## Текст для чтения:

════════════════════

Однако и у Гоббса, и у де Соссюра имеет место редукционизм, связанный с тем, что преимущество в рассмотрении отдается той части речи, которая именуется выражением. Коммуникативная природа речи, на которой настаивали и Гоббс и де Соссюр, явно поддерживает это понятие. Современные грамматики языка остаются по сути грамматиками высказываний.
Мы вновь подошли к проблеме соотношения языка и мышления, выражающую проблему соотношения сознания и знака, форм языка и форм мышления, причем вопрос о мыслимости значения и здесь остается важнейшим [5.279]. Как мы видели, гоббсова «наука о знаках», строго говоря, вообще не касается особо этой проблемы, но любой подробный анализ неизбежно приводит к ней. Но следует ли мыслить знак и сознание так, что одно из них однозначно мотивирует другое? Является ли филология вообще наукой о языке? Как же быть теперь еще и с массой грамматических конструкций, в изучении которых, собственно, и заключается современный способ усвоения языка?
Здесь начинаются, однако, подлинные бедствия и для философии, ведь когда классическое понятие о сознании подверглось критике, все настойчивее стали говорить о возможности того, что мышление, по сути, есть именно грамматические категории. Не должны ли, например, совпадать грамматические категории древнегреческого языка с категориями «менталитета»? Здесь весьма плодотворным, например, будет сравнить их с категориями Аристотеля и, тщательно разобрав все нюансы и, выяснив, что они не имеют ничего общего, сделать вывод, что менталитет древнего грека был, к примеру, противоречив. Все это было бы смешно, когда бы этот намеренно утрированный пассаж не воспроизводил проблематику множества современных гуманитарных штудий. Но нельзя серьезно вводить язык как независимую законодательную по отношению к сознанию сущность после того, как мы усомнились в законодательной способности самого сознания.

════════════════════

## Исходные данные:
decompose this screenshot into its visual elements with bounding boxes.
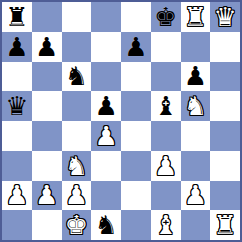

════════════════════

## Короткое упражнение 1:
Перепишите без изменений фрагмент текста о языке и мышлении: всё от слов «Здесь начинаются, однако, подлинные» вниз вплоть до слов «способности самого сознания.» включительно.
## Короткое упражнение 2:
Подхватите рассуждение из текста о языке и мышлении и продолжите его сразу после последнего предложения.

## Ожидаемый результат 1:
Здесь начинаются, однако, подлинные бедствия и для философии, ведь когда классическое понятие о сознании подверглось критике, все настойчивее стали говорить о возможности того, что мышление, по сути, есть именно грамматические категории. Не должны ли, например, совпадать грамматические категории древнегреческого языка с категориями «менталитета»? Здесь весьма плодотворным, например, будет сравнить их с категориями Аристотеля и, тщательно разобрав все нюансы и, выяснив, что они не имеют ничего общего, сделать вывод, что менталитет древнего грека был, к примеру, противоречив. Все это было бы смешно, когда бы этот намеренно утрированный пассаж не воспроизводил проблематику множества современных гуманитарных штудий. Но нельзя серьезно вводить язык как независимую законодательную по отношению к сознанию сущность после того, как мы усомнились в законодательной способности самого сознания.

## Ожидаемый результат 2:
Грамматическая теория не выдерживала никакой критики еще у самых оснований своей истории. Секст Эмпирик, например, в своем трактате «Против ученых» (I. 66) указывает на то, объект грамматики не может быть мыслим. Действительно, во-первых «речь людей бесконечна. А в отношении бесконечного не может быть опытного знания». А во-вторых, сам язык определяется (и ведь это определение подхватывает Фуко а «Археологии знания» [7.29]) как конечная форма бесконечных высказываний. Т. е. грамматические формы, для того, чтобы была возможность их применения, должны отвечать правилам суждения a priori, быть хотя бы строго всеобщими. Следовательно, мы с необходимостью должны понимать всякую грамматическую форму как категорию мышления, поскольку она априорна. И с другой стороны, если это не так, то ни один человеческий язык в принципе освоить нельзя, так как опыт слушания не может дать той необходимой и строгой всеобщности, чтобы грамматическая форма была усвоена.
Уже здесь мы необходимым образом пришли к пониманию языка, противостоящему его классической модели. Прежде всего, указанные проблемы могут стоять только перед понятием языка, ограниченном рамками суждения. Законодательная сила такой трансцендентной сущности может быть существенно ослаблена, если понимать язык не как сущность, а как существование.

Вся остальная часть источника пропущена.